# Text block
# Graphics guy looking to sub out



## VSUALELEMENTS (Feb 28, 2008)

Hi everyone, my name is Chad and this is my first post. I started my own business about 8 months ago and so far so good. I am a grpahic designer that subs out for my products including screenprinting. In looking for a change i've discovered DTG which seems awesome. I also sub out to a local embroidery shop but now I'm looking for someone that does it all at wholesale prices. I found a nice site T-Shirt custom printing - Silk Screening and Embroidery - Minneapolis custom printed t shirts, St. Paul, Twin Cities Minnesota. that does it all, I think their prices are a bit too high. 
I basically just want a wholesale company that covers screenprinting, DTG, embroidery, and supplies the garmets with a user friendly interface as the site above. Oh, & I need them to dropship (have my return addy on the package)

CAN ANYONE PLEASE HELP ME
IT WOULD GREATLY BE APPRECIATED!!!!

thanks
Chad
_________________
my site: MySpace.com - Visual Elements - 27 - Male - THIBODAUX, Louisiana - www.myspace.com/visualelements


----------



## charles95405 (Feb 1, 2007)

don't have an answer...just a suggestion...it would help to list your location...maybe that would help to a positive response


----------



## VSUALELEMENTS (Feb 28, 2008)

oops, sorry..... 

Thibodaux, LA


----------



## Chani (Jun 18, 2007)

My Fiance knows the owner of Monkey in a Dryer from another, non-t-shirt forum that he belongs to. 

Sorry, I wish I could help you, but I have heard that DTG is more expensive than screenprinting, even at wholesale.

Have you looked in your local yellow pages? You may pay a little more per shirt, but it may even out when you consider postage. Maybe not...

Good luck!


----------



## VSUALELEMENTS (Feb 28, 2008)

Thx guys for the help, 
since the post I have checked out customink.com & they too seem more toward what I'm looking for but still no "wholesale" pricing. I guess if I want everything rolled into a neat little package that's easy for me I'll have to pay for it with the prices. 

Any more help/suggestions????


----------



## highstyleinc (Apr 4, 2007)

Hi Chad,

:welcome:


----------



## VSUALELEMENTS (Feb 28, 2008)

Thanks, I've learned lots in a short amount of time here, still looking for that ONE site to take me to the promise land....


----------



## VSUALELEMENTS (Feb 28, 2008)

still looking for help... anybody... PLEASE!


----------



## Duds by Dudes (Feb 29, 2008)

Hey Visual,
I have a guy that I use for my shirts that is really good. Send me an email and I'll put you in contact with him.
J.T
[email protected]


----------



## VSUALELEMENTS (Feb 28, 2008)

I am surprised that I really haven't got much... Oh well


----------



## highstyleinc (Apr 4, 2007)

# Data extract
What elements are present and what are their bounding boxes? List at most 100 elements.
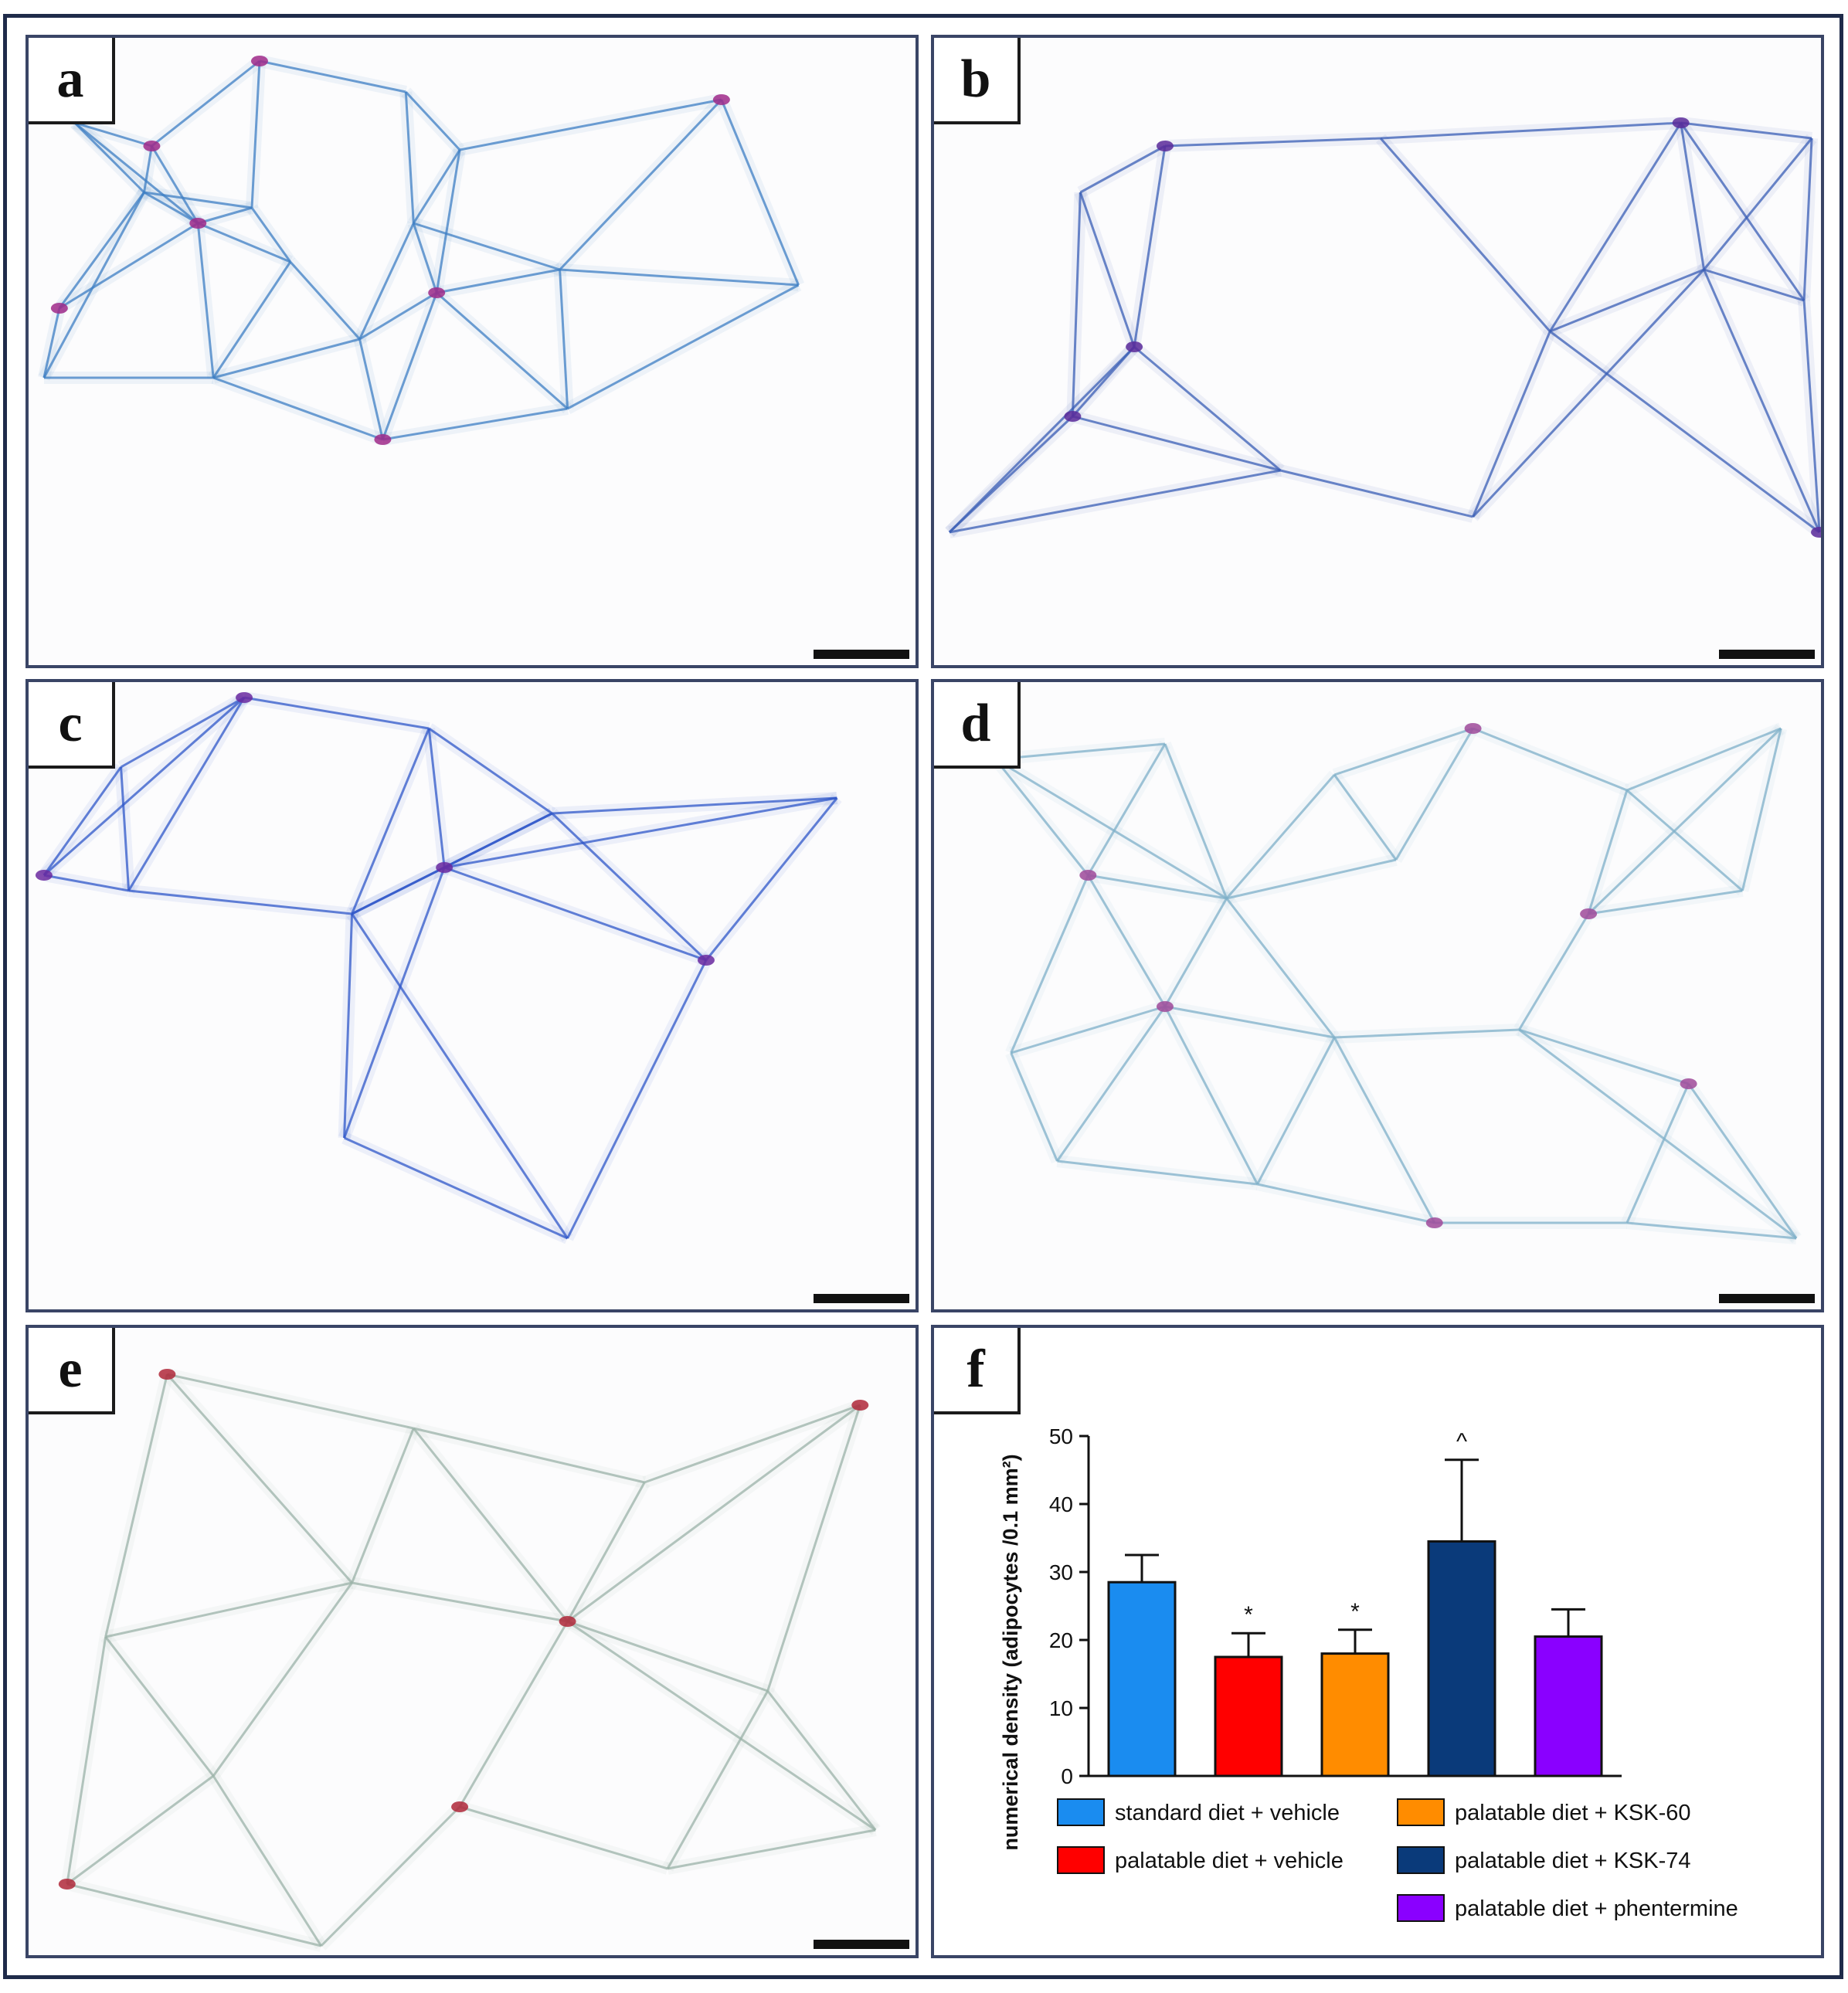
cell-membrane [1071, 192, 1082, 417]
cell-membrane-halo [1279, 464, 1475, 523]
cell-membrane-halo [399, 91, 420, 224]
cell-membrane [766, 1404, 861, 1692]
cell-membrane-halo [443, 792, 838, 874]
cell-nucleus [158, 1369, 176, 1380]
cell-membrane [289, 260, 361, 341]
cell-membrane-halo [1128, 144, 1171, 348]
cell-membrane-halo [114, 766, 135, 891]
cell-membrane [1079, 144, 1166, 194]
bar-chart: numerical density (adipocytes /0.1 mm²) … [999, 1424, 1738, 1922]
cell-membrane [1680, 121, 1812, 140]
cell-membrane [243, 696, 430, 730]
cell-membrane-halo [1517, 1024, 1691, 1090]
cell-membrane [212, 338, 360, 379]
cell-membrane [1163, 1006, 1259, 1185]
cell-membrane [74, 121, 152, 148]
cell-membrane-halo [1225, 854, 1398, 905]
cell-membrane-halo [559, 263, 800, 291]
cell-membrane-halo [1699, 134, 1817, 274]
cell-membrane-halo [376, 290, 443, 442]
cell-membrane [104, 1373, 168, 1638]
cell-membrane-halo [411, 217, 562, 276]
panel-d-micrograph: d [931, 679, 1824, 1312]
cell-membrane-halo [1702, 263, 1806, 307]
cell-membrane [435, 149, 461, 294]
adipocyte-micrograph-a [38, 55, 804, 446]
cell-membrane [120, 696, 245, 769]
cell-membrane-halo [1255, 1178, 1436, 1229]
cell-membrane-halo [338, 913, 358, 1139]
cell-membrane-halo [1005, 872, 1094, 1056]
cell-membrane-halo [42, 869, 130, 897]
cell-membrane-halo [162, 1370, 357, 1587]
cell-membrane-halo [666, 1824, 877, 1875]
cell-membrane-halo [423, 728, 451, 868]
cell-membrane [351, 1428, 415, 1584]
cell-membrane-halo [346, 725, 435, 917]
cell-membrane-halo [382, 402, 569, 446]
cell-membrane [705, 797, 838, 961]
cell-membrane-halo [104, 1577, 354, 1643]
cell-nucleus [851, 1400, 869, 1411]
cell-membrane [666, 1690, 769, 1869]
cell-membrane-halo [341, 1132, 570, 1244]
y-tick-label: 0 [1061, 1764, 1073, 1788]
cell-membrane-halo [1547, 263, 1707, 338]
cell-membrane-halo [1051, 1003, 1170, 1165]
legend-entry: palatable diet + vehicle [1115, 1849, 1344, 1873]
cell-membrane [720, 99, 800, 286]
cell-membrane-halo [60, 1635, 112, 1886]
cell-membrane-halo [1056, 1155, 1259, 1190]
cell-membrane-halo [351, 1577, 569, 1628]
cell-membrane-halo [409, 1424, 572, 1625]
cell-membrane [1472, 331, 1551, 518]
cell-membrane [949, 469, 1281, 534]
cell-membrane-halo [1074, 190, 1140, 349]
cell-membrane [1011, 1005, 1166, 1054]
cell-nucleus [1811, 527, 1821, 538]
cell-membrane [1394, 728, 1474, 861]
y-tick-label: 20 [1049, 1628, 1073, 1652]
cell-membrane-halo [1333, 1024, 1520, 1044]
cell-membrane-halo [457, 1801, 670, 1875]
cell-membrane [66, 1636, 107, 1885]
y-tick-label: 40 [1049, 1492, 1073, 1516]
cell-membrane-halo [1066, 192, 1087, 417]
cell-nucleus [374, 434, 392, 445]
cell-nucleus [697, 955, 715, 966]
cell-membrane [428, 727, 553, 815]
cell-membrane-halo [1221, 770, 1340, 903]
cell-membrane-halo [1698, 267, 1821, 535]
cell-membrane-halo [1470, 722, 1629, 796]
legend-entry: palatable diet + phentermine [1455, 1896, 1738, 1921]
cell-nucleus [1079, 870, 1097, 881]
cell-nucleus [189, 218, 207, 229]
panel-a-label: a [29, 38, 115, 124]
cell-membrane [1225, 774, 1336, 899]
cell-membrane [443, 796, 837, 869]
cell-membrane [196, 222, 215, 379]
cell-membrane-halo [148, 56, 263, 151]
cell-membrane [566, 1404, 861, 1623]
cell-membrane [413, 1428, 569, 1622]
cell-membrane-halo [1375, 134, 1555, 336]
cell-membrane-halo [763, 1687, 881, 1834]
adipocyte-micrograph-b [945, 117, 1821, 538]
legend-swatch [1397, 1894, 1445, 1922]
cell-nucleus [559, 1616, 576, 1627]
cell-membrane [1548, 122, 1682, 332]
cell-membrane-halo [564, 279, 802, 415]
cell-membrane-halo [127, 884, 353, 920]
cell-membrane-halo [1159, 742, 1233, 901]
legend-entry: palatable diet + KSK-74 [1455, 1849, 1691, 1873]
cell-membrane [1549, 268, 1705, 333]
cell-membrane [144, 191, 253, 209]
cell-membrane [212, 376, 383, 441]
significance-marker: * [1244, 1602, 1253, 1628]
cell-membrane [644, 1404, 861, 1484]
cell-membrane-halo [196, 202, 254, 229]
cell-membrane-halo [1621, 1081, 1694, 1226]
cell-membrane [58, 192, 145, 309]
cell-membrane-halo [1680, 117, 1813, 144]
cell-membrane [566, 1620, 877, 1832]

# Exercises to complete
A) From the forum thread, copy the passage from "My Fiance knows" to "postage. Maybe not...".
B) Decide whether each statement agrees with the forum thread. Answer yes or no, and quote the words of the thread that settle it.
(i) Chad had been running his own business for about eight months when he first posted.
(ii) Chad considers the prices of the Minneapolis site he found to be reasonable.
(iii) Chad found that customink.com offers wholesale pricing.
C) According to the forum thread, why does Chani suggest checking the local yellow pages even though a local shop may charge more?
The rows have no connection to the forum thread.

# Expected answers
A)
My Fiance knows the owner of Monkey in a Dryer from another, non-t-shirt forum that he belongs to. 

Sorry, I wish I could help you, but I have heard that DTG is more expensive than screenprinting, even at wholesale.

Have you looked in your local yellow pages? You may pay a little more per shirt, but it may even out when you consider postage. Maybe not...

B)
(i) Yes: "I started my own business about 8 months ago"
(ii) No: "I think their prices are a bit too high."
(iii) No: "they too seem more toward what I'm looking for but still no "wholesale" pricing"

C) Chani says a local shop might cost a little more per shirt, but that extra cost may even out once postage is considered. Chani adds that it might not.